Stored entries:
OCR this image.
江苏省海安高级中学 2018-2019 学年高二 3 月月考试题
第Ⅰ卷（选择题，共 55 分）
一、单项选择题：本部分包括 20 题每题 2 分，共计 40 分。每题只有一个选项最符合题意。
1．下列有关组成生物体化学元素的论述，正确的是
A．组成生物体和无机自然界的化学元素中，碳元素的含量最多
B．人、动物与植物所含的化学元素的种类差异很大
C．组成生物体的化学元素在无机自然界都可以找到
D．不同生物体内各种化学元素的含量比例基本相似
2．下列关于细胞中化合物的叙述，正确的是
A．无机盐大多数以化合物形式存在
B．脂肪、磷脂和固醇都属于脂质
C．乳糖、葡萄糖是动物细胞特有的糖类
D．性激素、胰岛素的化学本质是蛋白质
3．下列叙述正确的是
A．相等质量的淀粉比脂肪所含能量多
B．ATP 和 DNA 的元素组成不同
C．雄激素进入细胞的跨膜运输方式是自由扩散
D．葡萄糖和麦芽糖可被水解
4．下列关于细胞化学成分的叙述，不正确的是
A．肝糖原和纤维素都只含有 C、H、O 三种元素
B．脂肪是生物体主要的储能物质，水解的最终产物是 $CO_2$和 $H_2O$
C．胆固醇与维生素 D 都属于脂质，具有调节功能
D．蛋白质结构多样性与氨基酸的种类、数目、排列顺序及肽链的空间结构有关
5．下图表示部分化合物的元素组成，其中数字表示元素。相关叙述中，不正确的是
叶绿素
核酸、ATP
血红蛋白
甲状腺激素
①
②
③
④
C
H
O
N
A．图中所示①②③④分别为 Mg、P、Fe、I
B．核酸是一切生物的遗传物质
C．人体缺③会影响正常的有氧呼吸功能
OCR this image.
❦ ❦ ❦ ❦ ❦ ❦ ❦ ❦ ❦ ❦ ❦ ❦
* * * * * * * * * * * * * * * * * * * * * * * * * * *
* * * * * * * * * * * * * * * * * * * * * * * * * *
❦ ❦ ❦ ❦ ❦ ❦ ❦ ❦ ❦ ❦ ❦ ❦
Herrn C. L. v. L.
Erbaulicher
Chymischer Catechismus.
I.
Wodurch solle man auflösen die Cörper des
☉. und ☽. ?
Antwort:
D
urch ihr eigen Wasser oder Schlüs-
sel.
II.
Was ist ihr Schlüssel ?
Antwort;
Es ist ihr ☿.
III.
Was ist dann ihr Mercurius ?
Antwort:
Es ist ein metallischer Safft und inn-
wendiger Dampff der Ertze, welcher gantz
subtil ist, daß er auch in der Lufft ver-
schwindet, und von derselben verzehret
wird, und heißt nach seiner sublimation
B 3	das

Task goal: The lines above should be duplicated exactly.

Output for this exercise:
OCR this image.
江苏省海安高级中学 2018-2019 学年高二 3 月月考试题
第Ⅰ卷（选择题，共 55 分）
一、单项选择题：本部分包括 20 题每题 2 分，共计 40 分。每题只有一个选项最符合题意。
1．下列有关组成生物体化学元素的论述，正确的是
A．组成生物体和无机自然界的化学元素中，碳元素的含量最多
B．人、动物与植物所含的化学元素的种类差异很大
C．组成生物体的化学元素在无机自然界都可以找到
D．不同生物体内各种化学元素的含量比例基本相似
2．下列关于细胞中化合物的叙述，正确的是
A．无机盐大多数以化合物形式存在
B．脂肪、磷脂和固醇都属于脂质
C．乳糖、葡萄糖是动物细胞特有的糖类
D．性激素、胰岛素的化学本质是蛋白质
3．下列叙述正确的是
A．相等质量的淀粉比脂肪所含能量多
B．ATP 和 DNA 的元素组成不同
C．雄激素进入细胞的跨膜运输方式是自由扩散
D．葡萄糖和麦芽糖可被水解
4．下列关于细胞化学成分的叙述，不正确的是
A．肝糖原和纤维素都只含有 C、H、O 三种元素
B．脂肪是生物体主要的储能物质，水解的最终产物是 $CO_2$和 $H_2O$
C．胆固醇与维生素 D 都属于脂质，具有调节功能
D．蛋白质结构多样性与氨基酸的种类、数目、排列顺序及肽链的空间结构有关
5．下图表示部分化合物的元素组成，其中数字表示元素。相关叙述中，不正确的是
叶绿素
核酸、ATP
血红蛋白
甲状腺激素
①
②
③
④
C
H
O
N
A．图中所示①②③④分别为 Mg、P、Fe、I
B．核酸是一切生物的遗传物质
C．人体缺③会影响正常的有氧呼吸功能
OCR this image.
❦ ❦ ❦ ❦ ❦ ❦ ❦ ❦ ❦ ❦ ❦ ❦
* * * * * * * * * * * * * * * * * * * * * * * * * * *
* * * * * * * * * * * * * * * * * * * * * * * * * *
❦ ❦ ❦ ❦ ❦ ❦ ❦ ❦ ❦ ❦ ❦ ❦
Herrn C. L. v. L.
Erbaulicher
Chymischer Catechismus.
I.
Wodurch solle man auflösen die Cörper des
☉. und ☽. ?
Antwort:
D
urch ihr eigen Wasser oder Schlüs-
sel.
II.
Was ist ihr Schlüssel ?
Antwort;
Es ist ihr ☿.
III.
Was ist dann ihr Mercurius ?
Antwort:
Es ist ein metallischer Safft und inn-
wendiger Dampff der Ertze, welcher gantz
subtil ist, daß er auch in der Lufft ver-
schwindet, und von derselben verzehret
wird, und heißt nach seiner sublimation
B 3	das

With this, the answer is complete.